WHAT TO WORK ON
Scan the material below for the string "Timpani", and copy every line where it shows up.

SUPPLIED MATERIAL
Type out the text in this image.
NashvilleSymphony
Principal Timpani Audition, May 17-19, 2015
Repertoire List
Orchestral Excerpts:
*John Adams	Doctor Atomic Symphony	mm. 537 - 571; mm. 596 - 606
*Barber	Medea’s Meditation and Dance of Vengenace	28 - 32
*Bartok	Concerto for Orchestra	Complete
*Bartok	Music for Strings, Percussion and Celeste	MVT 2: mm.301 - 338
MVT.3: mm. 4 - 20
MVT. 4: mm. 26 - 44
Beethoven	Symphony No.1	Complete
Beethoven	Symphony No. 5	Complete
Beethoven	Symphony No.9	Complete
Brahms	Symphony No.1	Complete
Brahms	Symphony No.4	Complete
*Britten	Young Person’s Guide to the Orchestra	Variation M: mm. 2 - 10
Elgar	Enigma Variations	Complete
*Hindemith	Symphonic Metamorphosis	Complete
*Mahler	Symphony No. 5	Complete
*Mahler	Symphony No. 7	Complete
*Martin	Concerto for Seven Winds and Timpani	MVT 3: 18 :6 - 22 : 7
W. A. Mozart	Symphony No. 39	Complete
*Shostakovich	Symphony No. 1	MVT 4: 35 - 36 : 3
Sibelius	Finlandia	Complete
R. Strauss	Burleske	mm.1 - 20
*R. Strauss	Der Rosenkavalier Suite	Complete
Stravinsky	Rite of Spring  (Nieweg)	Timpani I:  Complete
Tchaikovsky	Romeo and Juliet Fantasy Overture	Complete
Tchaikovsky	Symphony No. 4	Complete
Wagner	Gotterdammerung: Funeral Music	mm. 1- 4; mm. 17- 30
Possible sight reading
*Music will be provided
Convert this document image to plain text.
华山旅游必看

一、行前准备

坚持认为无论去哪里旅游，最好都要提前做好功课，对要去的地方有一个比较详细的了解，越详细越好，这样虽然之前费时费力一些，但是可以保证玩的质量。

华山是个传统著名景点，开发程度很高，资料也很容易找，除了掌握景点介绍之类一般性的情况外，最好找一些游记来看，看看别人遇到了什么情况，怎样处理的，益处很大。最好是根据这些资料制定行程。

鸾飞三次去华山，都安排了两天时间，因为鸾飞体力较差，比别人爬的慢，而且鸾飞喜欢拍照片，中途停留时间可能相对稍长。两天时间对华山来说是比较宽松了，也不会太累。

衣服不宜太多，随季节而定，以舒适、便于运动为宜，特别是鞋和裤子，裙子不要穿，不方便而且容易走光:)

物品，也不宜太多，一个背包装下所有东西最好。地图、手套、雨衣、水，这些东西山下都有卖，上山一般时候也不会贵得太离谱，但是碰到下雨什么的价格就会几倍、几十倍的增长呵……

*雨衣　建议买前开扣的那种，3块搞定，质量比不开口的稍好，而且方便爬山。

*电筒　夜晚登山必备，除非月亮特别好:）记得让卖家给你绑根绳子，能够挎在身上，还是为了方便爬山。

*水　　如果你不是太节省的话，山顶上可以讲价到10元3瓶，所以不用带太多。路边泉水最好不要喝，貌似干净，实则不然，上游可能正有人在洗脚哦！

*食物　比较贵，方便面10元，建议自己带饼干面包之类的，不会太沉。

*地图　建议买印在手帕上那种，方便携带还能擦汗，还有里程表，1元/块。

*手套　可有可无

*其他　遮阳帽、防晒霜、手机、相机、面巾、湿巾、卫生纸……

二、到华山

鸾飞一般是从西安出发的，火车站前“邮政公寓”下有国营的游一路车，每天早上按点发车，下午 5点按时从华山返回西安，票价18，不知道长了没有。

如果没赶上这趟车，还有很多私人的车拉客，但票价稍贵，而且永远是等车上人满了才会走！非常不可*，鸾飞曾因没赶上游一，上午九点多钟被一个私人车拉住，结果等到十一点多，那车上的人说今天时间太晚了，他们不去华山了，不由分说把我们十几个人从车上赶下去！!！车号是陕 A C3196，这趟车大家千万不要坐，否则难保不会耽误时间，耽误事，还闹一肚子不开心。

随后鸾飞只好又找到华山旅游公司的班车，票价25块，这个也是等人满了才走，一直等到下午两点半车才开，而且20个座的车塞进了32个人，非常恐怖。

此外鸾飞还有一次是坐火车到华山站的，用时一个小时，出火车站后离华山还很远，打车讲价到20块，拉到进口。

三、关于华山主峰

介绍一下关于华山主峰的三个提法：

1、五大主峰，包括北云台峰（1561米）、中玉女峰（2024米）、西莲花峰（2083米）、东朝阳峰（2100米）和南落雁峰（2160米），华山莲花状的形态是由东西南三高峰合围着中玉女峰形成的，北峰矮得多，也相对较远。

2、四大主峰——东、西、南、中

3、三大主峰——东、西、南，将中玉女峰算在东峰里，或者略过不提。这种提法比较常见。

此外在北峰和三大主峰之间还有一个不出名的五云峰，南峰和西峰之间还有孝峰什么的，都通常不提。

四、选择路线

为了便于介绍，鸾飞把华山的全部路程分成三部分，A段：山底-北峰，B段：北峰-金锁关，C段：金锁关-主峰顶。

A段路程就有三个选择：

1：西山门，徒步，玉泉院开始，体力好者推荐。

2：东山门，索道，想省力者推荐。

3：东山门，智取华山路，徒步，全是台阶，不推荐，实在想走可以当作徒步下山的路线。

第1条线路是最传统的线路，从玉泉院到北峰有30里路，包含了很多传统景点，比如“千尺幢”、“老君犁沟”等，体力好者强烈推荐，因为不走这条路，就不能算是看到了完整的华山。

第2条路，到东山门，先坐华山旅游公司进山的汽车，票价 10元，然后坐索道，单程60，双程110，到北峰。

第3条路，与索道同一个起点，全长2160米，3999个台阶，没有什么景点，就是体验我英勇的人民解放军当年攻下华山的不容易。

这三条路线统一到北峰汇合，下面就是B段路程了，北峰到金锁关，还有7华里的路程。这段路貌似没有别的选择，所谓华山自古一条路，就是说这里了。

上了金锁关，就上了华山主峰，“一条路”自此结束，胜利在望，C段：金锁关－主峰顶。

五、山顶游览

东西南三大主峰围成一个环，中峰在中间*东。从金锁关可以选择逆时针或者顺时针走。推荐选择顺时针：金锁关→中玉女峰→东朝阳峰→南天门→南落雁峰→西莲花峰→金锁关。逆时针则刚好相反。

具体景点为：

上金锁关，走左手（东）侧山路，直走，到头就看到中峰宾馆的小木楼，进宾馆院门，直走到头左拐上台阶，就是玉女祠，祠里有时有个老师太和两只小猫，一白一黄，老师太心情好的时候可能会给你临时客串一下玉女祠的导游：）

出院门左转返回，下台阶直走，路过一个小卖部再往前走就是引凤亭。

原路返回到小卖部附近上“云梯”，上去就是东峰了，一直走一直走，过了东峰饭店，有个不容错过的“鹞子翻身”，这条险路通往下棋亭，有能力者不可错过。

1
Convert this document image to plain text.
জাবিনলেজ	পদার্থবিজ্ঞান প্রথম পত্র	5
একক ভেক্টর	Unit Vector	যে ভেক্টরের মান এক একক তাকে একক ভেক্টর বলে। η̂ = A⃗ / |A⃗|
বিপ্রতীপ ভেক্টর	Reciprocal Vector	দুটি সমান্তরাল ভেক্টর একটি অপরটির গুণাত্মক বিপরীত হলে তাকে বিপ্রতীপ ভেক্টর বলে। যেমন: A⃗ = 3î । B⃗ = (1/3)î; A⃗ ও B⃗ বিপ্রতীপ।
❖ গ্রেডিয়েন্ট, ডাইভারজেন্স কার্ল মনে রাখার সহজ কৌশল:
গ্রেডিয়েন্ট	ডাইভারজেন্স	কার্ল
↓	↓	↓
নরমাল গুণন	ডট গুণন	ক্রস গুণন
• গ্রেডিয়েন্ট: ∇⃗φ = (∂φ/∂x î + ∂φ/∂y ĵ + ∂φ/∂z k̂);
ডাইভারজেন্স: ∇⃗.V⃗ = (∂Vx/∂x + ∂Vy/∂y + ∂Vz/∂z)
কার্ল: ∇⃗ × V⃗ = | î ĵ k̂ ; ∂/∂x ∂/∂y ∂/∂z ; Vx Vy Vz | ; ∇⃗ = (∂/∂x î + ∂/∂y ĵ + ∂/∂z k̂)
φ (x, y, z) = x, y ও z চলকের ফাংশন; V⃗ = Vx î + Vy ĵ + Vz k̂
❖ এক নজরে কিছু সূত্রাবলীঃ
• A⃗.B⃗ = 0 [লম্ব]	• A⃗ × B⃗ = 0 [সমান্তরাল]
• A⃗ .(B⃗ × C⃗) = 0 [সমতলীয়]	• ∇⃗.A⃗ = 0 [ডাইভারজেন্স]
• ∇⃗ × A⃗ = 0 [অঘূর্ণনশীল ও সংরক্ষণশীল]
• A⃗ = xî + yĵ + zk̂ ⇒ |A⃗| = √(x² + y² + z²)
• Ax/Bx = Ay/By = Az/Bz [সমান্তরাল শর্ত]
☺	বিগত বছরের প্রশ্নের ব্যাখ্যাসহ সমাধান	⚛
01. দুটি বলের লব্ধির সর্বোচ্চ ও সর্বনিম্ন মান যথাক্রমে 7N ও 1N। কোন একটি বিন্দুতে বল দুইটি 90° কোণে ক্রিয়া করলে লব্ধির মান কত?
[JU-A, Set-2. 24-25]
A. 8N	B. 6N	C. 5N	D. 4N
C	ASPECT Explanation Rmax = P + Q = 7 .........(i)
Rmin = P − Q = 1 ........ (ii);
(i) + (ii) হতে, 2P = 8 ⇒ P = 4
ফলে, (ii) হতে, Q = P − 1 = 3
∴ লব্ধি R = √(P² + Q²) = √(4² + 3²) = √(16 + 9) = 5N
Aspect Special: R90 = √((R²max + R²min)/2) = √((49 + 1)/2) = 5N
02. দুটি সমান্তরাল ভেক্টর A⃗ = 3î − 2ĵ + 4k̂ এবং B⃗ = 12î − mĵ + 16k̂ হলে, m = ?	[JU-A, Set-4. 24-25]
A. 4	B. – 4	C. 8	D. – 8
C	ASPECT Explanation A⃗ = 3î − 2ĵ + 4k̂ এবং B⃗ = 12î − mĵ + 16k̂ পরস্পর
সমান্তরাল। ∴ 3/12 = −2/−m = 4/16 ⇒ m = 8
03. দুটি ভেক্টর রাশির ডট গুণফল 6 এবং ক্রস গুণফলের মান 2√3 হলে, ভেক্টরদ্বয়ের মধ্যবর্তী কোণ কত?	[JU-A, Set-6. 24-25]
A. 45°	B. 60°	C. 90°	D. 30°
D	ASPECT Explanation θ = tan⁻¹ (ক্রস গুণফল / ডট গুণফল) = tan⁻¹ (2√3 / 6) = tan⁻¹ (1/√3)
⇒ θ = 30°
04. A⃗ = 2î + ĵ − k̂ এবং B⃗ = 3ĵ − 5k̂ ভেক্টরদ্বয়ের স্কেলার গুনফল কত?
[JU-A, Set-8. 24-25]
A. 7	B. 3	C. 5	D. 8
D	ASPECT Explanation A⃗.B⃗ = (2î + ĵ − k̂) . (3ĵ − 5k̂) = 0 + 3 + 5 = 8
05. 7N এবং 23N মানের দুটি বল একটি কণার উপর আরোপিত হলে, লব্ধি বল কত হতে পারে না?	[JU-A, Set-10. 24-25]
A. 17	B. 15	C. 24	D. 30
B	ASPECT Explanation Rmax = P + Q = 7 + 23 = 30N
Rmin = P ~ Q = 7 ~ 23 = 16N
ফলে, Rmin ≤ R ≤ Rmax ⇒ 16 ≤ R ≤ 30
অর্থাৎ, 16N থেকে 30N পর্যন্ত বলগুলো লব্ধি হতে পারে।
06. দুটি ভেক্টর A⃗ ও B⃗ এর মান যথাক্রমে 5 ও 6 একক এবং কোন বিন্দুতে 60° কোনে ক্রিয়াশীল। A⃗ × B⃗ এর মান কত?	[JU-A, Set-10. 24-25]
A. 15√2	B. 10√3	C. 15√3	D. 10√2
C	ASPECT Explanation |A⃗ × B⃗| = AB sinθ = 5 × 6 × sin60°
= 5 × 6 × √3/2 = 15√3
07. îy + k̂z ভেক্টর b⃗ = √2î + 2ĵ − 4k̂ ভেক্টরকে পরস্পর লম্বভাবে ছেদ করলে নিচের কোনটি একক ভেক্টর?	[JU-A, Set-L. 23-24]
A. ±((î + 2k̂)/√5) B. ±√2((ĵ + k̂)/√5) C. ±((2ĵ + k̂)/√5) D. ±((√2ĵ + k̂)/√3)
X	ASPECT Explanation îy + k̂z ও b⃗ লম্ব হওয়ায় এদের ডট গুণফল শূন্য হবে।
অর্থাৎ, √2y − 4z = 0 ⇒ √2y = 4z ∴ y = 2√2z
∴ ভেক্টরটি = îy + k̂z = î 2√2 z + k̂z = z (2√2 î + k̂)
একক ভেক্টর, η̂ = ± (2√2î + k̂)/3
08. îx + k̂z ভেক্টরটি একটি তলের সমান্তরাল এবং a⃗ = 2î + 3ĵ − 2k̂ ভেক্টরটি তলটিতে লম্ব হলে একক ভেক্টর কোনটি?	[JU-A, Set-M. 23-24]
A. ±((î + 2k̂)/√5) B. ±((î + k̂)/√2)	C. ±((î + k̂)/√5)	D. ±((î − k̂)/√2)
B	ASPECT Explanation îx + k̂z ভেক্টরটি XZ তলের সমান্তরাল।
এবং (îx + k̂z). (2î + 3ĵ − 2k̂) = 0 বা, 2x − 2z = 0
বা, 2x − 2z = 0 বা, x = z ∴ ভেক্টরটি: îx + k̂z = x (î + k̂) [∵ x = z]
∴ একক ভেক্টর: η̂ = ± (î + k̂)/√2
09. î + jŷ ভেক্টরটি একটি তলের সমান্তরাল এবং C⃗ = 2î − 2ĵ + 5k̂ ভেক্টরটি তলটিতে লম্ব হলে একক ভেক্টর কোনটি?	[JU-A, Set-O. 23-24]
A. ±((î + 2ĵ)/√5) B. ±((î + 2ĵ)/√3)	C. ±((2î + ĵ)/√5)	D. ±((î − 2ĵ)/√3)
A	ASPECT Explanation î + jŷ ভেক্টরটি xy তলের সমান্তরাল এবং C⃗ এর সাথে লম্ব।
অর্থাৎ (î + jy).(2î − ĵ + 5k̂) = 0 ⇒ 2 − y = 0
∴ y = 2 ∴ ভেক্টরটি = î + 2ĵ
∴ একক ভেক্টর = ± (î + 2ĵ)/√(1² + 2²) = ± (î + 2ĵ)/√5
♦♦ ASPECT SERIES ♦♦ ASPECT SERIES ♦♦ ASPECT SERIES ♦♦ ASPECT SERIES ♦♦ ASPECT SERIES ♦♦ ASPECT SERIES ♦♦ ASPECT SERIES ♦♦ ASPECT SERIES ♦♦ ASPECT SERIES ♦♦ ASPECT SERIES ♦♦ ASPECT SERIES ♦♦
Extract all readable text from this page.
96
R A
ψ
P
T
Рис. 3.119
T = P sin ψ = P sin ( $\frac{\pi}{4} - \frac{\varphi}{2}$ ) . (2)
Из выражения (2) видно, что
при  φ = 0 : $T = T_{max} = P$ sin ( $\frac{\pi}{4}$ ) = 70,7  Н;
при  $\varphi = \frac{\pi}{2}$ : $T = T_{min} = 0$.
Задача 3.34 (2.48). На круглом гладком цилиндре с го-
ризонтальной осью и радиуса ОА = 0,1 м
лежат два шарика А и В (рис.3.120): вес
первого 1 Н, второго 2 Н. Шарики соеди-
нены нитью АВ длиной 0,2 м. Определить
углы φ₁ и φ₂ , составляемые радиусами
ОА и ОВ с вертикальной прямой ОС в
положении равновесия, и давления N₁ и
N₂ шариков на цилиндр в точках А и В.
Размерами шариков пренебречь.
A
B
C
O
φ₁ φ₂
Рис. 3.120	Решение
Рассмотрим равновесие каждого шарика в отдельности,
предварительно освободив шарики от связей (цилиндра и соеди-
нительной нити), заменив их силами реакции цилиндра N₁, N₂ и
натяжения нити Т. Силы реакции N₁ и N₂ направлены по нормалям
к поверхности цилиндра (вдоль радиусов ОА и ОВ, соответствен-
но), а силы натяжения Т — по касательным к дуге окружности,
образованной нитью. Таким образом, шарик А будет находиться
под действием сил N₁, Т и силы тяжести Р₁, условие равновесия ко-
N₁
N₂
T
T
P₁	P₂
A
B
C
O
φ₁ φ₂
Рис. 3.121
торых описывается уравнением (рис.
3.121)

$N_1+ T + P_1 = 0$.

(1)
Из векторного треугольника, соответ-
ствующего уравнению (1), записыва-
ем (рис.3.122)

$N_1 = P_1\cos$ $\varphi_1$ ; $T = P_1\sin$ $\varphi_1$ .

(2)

RESPONSE TO THIS EXERCISE
Principal Timpani Audition, May 17-19, 2015
*Martin	Concerto for Seven Winds and Timpani	MVT 3: 18 :6 - 22 : 7
Stravinsky	Rite of Spring  (Nieweg)	Timpani I:  Complete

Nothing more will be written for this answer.